— BEGIN INPUT FOR THIS TASK —

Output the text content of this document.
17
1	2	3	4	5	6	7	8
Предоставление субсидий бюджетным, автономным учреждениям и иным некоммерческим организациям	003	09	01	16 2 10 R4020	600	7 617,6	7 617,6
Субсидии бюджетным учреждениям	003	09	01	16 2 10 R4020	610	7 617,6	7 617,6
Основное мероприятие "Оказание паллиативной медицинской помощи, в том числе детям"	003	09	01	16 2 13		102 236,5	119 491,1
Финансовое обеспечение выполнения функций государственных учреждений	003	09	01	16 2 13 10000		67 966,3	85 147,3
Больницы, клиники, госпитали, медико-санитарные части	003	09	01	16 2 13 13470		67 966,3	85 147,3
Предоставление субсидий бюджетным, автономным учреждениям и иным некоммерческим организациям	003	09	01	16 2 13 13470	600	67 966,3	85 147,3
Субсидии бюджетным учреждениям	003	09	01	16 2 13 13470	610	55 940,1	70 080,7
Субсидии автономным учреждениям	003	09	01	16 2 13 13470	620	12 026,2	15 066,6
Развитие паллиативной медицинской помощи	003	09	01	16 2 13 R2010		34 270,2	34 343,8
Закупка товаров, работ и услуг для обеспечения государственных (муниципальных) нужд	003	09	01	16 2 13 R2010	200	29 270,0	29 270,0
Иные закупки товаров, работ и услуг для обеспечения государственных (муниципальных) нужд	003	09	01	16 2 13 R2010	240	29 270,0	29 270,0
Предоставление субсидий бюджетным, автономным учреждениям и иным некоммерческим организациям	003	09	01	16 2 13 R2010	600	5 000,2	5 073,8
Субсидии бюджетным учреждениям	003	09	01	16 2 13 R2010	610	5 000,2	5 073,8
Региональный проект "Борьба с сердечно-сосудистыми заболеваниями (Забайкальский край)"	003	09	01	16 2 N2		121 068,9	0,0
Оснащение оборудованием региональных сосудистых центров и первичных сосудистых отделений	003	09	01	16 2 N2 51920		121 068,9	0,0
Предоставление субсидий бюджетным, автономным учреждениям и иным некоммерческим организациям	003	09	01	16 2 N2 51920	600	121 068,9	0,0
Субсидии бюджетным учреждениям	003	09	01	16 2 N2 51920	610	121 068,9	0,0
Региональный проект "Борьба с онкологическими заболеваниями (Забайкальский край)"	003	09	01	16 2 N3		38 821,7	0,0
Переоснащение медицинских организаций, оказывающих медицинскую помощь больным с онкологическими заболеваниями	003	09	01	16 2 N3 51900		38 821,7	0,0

— END INPUT FOR THIS TASK —

### TASK GOAL:
Copy out the whole listing exactly; please set it all down.

### WRITTEN SOLUTION:
Output the text content of this document.
17
1	2	3	4	5	6	7	8
Предоставление субсидий бюджетным, автономным учреждениям и иным некоммерческим организациям	003	09	01	16 2 10 R4020	600	7 617,6	7 617,6
Субсидии бюджетным учреждениям	003	09	01	16 2 10 R4020	610	7 617,6	7 617,6
Основное мероприятие "Оказание паллиативной медицинской помощи, в том числе детям"	003	09	01	16 2 13		102 236,5	119 491,1
Финансовое обеспечение выполнения функций государственных учреждений	003	09	01	16 2 13 10000		67 966,3	85 147,3
Больницы, клиники, госпитали, медико-санитарные части	003	09	01	16 2 13 13470		67 966,3	85 147,3
Предоставление субсидий бюджетным, автономным учреждениям и иным некоммерческим организациям	003	09	01	16 2 13 13470	600	67 966,3	85 147,3
Субсидии бюджетным учреждениям	003	09	01	16 2 13 13470	610	55 940,1	70 080,7
Субсидии автономным учреждениям	003	09	01	16 2 13 13470	620	12 026,2	15 066,6
Развитие паллиативной медицинской помощи	003	09	01	16 2 13 R2010		34 270,2	34 343,8
Закупка товаров, работ и услуг для обеспечения государственных (муниципальных) нужд	003	09	01	16 2 13 R2010	200	29 270,0	29 270,0
Иные закупки товаров, работ и услуг для обеспечения государственных (муниципальных) нужд	003	09	01	16 2 13 R2010	240	29 270,0	29 270,0
Предоставление субсидий бюджетным, автономным учреждениям и иным некоммерческим организациям	003	09	01	16 2 13 R2010	600	5 000,2	5 073,8
Субсидии бюджетным учреждениям	003	09	01	16 2 13 R2010	610	5 000,2	5 073,8
Региональный проект "Борьба с сердечно-сосудистыми заболеваниями (Забайкальский край)"	003	09	01	16 2 N2		121 068,9	0,0
Оснащение оборудованием региональных сосудистых центров и первичных сосудистых отделений	003	09	01	16 2 N2 51920		121 068,9	0,0
Предоставление субсидий бюджетным, автономным учреждениям и иным некоммерческим организациям	003	09	01	16 2 N2 51920	600	121 068,9	0,0
Субсидии бюджетным учреждениям	003	09	01	16 2 N2 51920	610	121 068,9	0,0
Региональный проект "Борьба с онкологическими заболеваниями (Забайкальский край)"	003	09	01	16 2 N3		38 821,7	0,0
Переоснащение медицинских организаций, оказывающих медицинскую помощь больным с онкологическими заболеваниями	003	09	01	16 2 N3 51900		38 821,7	0,0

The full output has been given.